**What is asked**
Copy out the listing that follows exactly, dropping every picture.

**Material for this exercise**

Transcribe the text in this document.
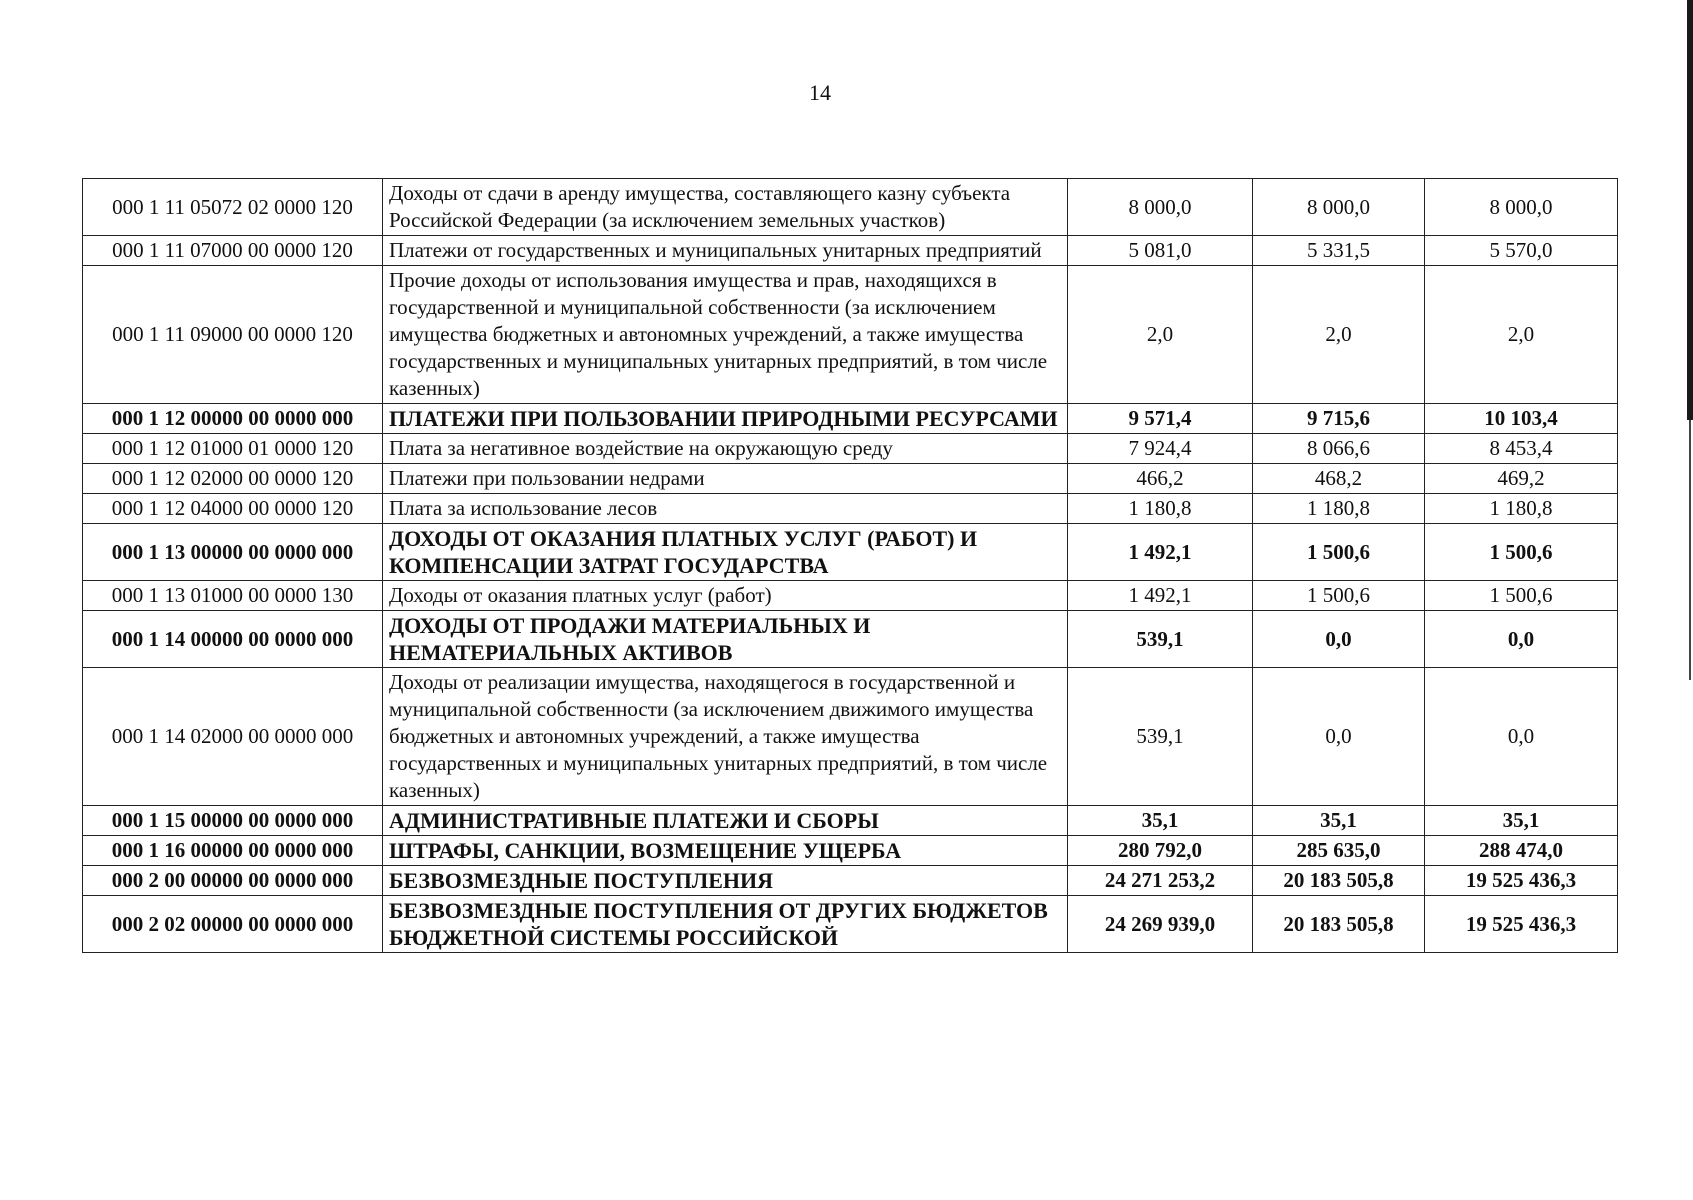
14
000 1 11 05072 02 0000 120	Доходы от сдачи в аренду имущества, составляющего казну субъекта Российской Федерации (за исключением земельных участков)	8 000,0	8 000,0	8 000,0
000 1 11 07000 00 0000 120	Платежи от государственных и муниципальных унитарных предприятий	5 081,0	5 331,5	5 570,0
000 1 11 09000 00 0000 120	Прочие доходы от использования имущества и прав, находящихся в государственной и муниципальной собственности (за исключением имущества бюджетных и автономных учреждений, а также имущества государственных и муниципальных унитарных предприятий, в том числе казенных)	2,0	2,0	2,0
000 1 12 00000 00 0000 000	ПЛАТЕЖИ ПРИ ПОЛЬЗОВАНИИ ПРИРОДНЫМИ РЕСУРСАМИ	9 571,4	9 715,6	10 103,4
000 1 12 01000 01 0000 120	Плата за негативное воздействие на окружающую среду	7 924,4	8 066,6	8 453,4
000 1 12 02000 00 0000 120	Платежи при пользовании недрами	466,2	468,2	469,2
000 1 12 04000 00 0000 120	Плата за использование лесов	1 180,8	1 180,8	1 180,8
000 1 13 00000 00 0000 000	ДОХОДЫ ОТ ОКАЗАНИЯ ПЛАТНЫХ УСЛУГ (РАБОТ) И КОМПЕНСАЦИИ ЗАТРАТ ГОСУДАРСТВА	1 492,1	1 500,6	1 500,6
000 1 13 01000 00 0000 130	Доходы от оказания платных услуг (работ)	1 492,1	1 500,6	1 500,6
000 1 14 00000 00 0000 000	ДОХОДЫ ОТ ПРОДАЖИ МАТЕРИАЛЬНЫХ И НЕМАТЕРИАЛЬНЫХ АКТИВОВ	539,1	0,0	0,0
000 1 14 02000 00 0000 000	Доходы от реализации имущества, находящегося в государственной и муниципальной собственности (за исключением движимого имущества бюджетных и автономных учреждений, а также имущества государственных и муниципальных унитарных предприятий, в том числе казенных)	539,1	0,0	0,0
000 1 15 00000 00 0000 000	АДМИНИСТРАТИВНЫЕ ПЛАТЕЖИ И СБОРЫ	35,1	35,1	35,1
000 1 16 00000 00 0000 000	ШТРАФЫ, САНКЦИИ, ВОЗМЕЩЕНИЕ УЩЕРБА	280 792,0	285 635,0	288 474,0
000 2 00 00000 00 0000 000	БЕЗВОЗМЕЗДНЫЕ ПОСТУПЛЕНИЯ	24 271 253,2	20 183 505,8	19 525 436,3
000 2 02 00000 00 0000 000	БЕЗВОЗМЕЗДНЫЕ ПОСТУПЛЕНИЯ ОТ ДРУГИХ БЮДЖЕТОВ БЮДЖЕТНОЙ СИСТЕМЫ РОССИЙСКОЙ	24 269 939,0	20 183 505,8	19 525 436,3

**Response to the task**
Transcribe the text in this document.
14
000 1 11 05072 02 0000 120	Доходы от сдачи в аренду имущества, составляющего казну субъекта Российской Федерации (за исключением земельных участков)	8 000,0	8 000,0	8 000,0
000 1 11 07000 00 0000 120	Платежи от государственных и муниципальных унитарных предприятий	5 081,0	5 331,5	5 570,0
000 1 11 09000 00 0000 120	Прочие доходы от использования имущества и прав, находящихся в государственной и муниципальной собственности (за исключением имущества бюджетных и автономных учреждений, а также имущества государственных и муниципальных унитарных предприятий, в том числе казенных)	2,0	2,0	2,0
000 1 12 00000 00 0000 000	ПЛАТЕЖИ ПРИ ПОЛЬЗОВАНИИ ПРИРОДНЫМИ РЕСУРСАМИ	9 571,4	9 715,6	10 103,4
000 1 12 01000 01 0000 120	Плата за негативное воздействие на окружающую среду	7 924,4	8 066,6	8 453,4
000 1 12 02000 00 0000 120	Платежи при пользовании недрами	466,2	468,2	469,2
000 1 12 04000 00 0000 120	Плата за использование лесов	1 180,8	1 180,8	1 180,8
000 1 13 00000 00 0000 000	ДОХОДЫ ОТ ОКАЗАНИЯ ПЛАТНЫХ УСЛУГ (РАБОТ) И КОМПЕНСАЦИИ ЗАТРАТ ГОСУДАРСТВА	1 492,1	1 500,6	1 500,6
000 1 13 01000 00 0000 130	Доходы от оказания платных услуг (работ)	1 492,1	1 500,6	1 500,6
000 1 14 00000 00 0000 000	ДОХОДЫ ОТ ПРОДАЖИ МАТЕРИАЛЬНЫХ И НЕМАТЕРИАЛЬНЫХ АКТИВОВ	539,1	0,0	0,0
000 1 14 02000 00 0000 000	Доходы от реализации имущества, находящегося в государственной и муниципальной собственности (за исключением движимого имущества бюджетных и автономных учреждений, а также имущества государственных и муниципальных унитарных предприятий, в том числе казенных)	539,1	0,0	0,0
000 1 15 00000 00 0000 000	АДМИНИСТРАТИВНЫЕ ПЛАТЕЖИ И СБОРЫ	35,1	35,1	35,1
000 1 16 00000 00 0000 000	ШТРАФЫ, САНКЦИИ, ВОЗМЕЩЕНИЕ УЩЕРБА	280 792,0	285 635,0	288 474,0
000 2 00 00000 00 0000 000	БЕЗВОЗМЕЗДНЫЕ ПОСТУПЛЕНИЯ	24 271 253,2	20 183 505,8	19 525 436,3
000 2 02 00000 00 0000 000	БЕЗВОЗМЕЗДНЫЕ ПОСТУПЛЕНИЯ ОТ ДРУГИХ БЮДЖЕТОВ БЮДЖЕТНОЙ СИСТЕМЫ РОССИЙСКОЙ	24 269 939,0	20 183 505,8	19 525 436,3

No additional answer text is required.